Figure content listings
* start *
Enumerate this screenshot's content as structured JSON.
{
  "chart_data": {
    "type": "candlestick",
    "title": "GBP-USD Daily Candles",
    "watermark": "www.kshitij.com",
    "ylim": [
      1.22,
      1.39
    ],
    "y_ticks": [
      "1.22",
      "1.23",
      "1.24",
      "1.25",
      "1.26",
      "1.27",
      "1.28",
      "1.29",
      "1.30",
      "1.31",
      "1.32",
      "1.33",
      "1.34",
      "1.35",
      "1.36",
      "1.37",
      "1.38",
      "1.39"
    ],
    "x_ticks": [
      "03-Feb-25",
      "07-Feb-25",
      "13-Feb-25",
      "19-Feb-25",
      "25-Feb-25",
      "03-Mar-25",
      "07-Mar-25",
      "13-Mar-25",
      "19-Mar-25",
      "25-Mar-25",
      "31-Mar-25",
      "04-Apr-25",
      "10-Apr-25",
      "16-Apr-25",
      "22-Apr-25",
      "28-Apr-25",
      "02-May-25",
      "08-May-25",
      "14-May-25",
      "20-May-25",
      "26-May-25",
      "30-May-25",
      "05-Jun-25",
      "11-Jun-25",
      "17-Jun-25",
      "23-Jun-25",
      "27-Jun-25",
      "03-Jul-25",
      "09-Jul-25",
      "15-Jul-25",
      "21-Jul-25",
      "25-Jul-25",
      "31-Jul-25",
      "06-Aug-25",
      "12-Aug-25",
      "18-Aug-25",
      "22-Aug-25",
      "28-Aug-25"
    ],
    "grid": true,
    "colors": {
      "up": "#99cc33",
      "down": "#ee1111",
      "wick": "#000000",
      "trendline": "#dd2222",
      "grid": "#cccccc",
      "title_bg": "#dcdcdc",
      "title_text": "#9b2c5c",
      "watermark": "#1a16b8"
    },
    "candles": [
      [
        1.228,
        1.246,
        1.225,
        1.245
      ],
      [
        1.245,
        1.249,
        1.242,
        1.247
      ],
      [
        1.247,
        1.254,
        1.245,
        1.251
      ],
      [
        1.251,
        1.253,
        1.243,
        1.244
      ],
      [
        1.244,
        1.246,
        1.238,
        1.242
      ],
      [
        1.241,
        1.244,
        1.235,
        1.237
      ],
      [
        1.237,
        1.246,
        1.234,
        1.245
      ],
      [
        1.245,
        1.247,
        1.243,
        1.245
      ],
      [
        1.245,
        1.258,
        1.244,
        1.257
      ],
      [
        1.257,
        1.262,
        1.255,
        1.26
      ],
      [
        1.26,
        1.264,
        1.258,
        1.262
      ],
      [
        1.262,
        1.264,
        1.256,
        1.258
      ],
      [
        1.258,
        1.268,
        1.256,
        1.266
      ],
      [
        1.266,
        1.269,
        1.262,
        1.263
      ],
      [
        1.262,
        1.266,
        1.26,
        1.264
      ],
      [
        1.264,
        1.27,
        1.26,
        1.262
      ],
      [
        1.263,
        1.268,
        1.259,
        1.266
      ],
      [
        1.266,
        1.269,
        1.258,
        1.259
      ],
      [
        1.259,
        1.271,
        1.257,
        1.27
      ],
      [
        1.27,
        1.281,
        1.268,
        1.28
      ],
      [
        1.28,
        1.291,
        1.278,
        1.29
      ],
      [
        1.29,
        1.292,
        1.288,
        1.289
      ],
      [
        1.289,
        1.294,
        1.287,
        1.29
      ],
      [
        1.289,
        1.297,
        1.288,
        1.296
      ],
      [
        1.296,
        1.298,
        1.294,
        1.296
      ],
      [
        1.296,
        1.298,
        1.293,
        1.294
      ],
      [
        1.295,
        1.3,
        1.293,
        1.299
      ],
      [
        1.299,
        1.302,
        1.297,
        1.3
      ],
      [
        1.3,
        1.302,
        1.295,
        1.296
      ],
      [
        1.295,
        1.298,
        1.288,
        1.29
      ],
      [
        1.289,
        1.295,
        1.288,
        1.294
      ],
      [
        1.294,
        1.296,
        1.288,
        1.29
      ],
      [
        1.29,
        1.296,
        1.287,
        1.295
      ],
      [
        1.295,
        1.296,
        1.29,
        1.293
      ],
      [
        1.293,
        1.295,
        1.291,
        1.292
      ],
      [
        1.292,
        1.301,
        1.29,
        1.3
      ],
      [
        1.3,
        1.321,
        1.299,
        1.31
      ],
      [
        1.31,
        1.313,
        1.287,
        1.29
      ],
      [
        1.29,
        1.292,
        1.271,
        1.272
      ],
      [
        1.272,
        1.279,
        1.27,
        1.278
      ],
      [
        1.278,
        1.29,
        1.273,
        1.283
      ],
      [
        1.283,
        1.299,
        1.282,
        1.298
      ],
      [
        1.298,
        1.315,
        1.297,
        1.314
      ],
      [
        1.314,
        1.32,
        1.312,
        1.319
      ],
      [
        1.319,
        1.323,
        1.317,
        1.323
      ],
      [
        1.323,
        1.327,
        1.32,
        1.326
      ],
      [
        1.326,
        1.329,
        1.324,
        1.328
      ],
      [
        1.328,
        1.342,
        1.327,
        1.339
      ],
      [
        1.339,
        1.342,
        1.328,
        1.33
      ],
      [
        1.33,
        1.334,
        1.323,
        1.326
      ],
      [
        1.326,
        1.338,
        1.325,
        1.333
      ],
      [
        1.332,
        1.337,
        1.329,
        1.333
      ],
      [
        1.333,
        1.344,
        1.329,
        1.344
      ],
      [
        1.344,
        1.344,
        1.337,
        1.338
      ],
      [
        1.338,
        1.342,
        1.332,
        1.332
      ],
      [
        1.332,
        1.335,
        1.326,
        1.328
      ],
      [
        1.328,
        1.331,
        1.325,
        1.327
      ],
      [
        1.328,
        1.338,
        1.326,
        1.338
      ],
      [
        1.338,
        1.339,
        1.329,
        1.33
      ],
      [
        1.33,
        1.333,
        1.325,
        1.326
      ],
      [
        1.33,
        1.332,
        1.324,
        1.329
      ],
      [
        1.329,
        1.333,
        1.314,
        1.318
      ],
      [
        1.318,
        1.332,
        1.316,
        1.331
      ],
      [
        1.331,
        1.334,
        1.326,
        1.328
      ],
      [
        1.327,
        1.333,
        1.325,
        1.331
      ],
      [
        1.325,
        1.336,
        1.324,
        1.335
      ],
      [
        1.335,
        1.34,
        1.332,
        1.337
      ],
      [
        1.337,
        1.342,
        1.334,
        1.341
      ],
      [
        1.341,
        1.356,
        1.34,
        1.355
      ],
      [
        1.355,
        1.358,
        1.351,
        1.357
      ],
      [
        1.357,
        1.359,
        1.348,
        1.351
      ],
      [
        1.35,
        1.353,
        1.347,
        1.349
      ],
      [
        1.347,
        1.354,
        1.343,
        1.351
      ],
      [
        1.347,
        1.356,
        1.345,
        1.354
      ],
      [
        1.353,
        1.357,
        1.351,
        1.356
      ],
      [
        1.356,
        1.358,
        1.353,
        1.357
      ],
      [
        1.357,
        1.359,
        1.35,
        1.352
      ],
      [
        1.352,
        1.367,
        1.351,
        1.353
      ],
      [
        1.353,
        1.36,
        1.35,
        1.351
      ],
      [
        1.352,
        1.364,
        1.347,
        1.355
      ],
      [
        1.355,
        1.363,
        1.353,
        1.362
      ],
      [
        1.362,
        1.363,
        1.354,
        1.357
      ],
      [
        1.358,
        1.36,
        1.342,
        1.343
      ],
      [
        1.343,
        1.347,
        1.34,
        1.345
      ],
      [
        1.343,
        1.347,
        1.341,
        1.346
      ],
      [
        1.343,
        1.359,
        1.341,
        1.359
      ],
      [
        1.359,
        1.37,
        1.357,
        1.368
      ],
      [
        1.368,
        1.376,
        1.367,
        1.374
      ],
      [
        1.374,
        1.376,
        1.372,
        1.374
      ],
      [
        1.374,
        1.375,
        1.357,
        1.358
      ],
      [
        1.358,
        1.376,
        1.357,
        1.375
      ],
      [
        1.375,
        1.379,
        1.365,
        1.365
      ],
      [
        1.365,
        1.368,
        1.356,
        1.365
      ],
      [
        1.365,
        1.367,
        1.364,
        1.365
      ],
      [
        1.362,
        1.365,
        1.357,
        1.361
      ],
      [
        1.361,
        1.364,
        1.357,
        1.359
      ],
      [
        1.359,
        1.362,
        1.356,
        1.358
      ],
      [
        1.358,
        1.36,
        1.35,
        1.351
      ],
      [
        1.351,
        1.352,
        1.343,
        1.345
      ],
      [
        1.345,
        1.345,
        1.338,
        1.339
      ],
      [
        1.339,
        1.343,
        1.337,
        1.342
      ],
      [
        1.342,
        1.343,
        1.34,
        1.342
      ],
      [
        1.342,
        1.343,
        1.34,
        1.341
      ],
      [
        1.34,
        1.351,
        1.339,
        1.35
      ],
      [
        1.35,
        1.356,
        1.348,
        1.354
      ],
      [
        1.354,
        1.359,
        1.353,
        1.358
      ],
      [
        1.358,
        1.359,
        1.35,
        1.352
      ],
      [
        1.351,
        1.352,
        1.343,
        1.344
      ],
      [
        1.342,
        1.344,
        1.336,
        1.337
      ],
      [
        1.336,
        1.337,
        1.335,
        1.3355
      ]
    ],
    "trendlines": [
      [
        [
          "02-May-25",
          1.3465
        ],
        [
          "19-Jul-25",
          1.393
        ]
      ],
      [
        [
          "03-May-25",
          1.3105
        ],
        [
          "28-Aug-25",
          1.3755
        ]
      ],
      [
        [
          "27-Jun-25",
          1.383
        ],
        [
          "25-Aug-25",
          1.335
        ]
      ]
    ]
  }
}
* end *
● **Given exercise**
Go through the entries above and pull out each line with "watermark" in it.

● **The reply**
    "watermark": "www.kshitij.com",
      "watermark": "#1a16b8"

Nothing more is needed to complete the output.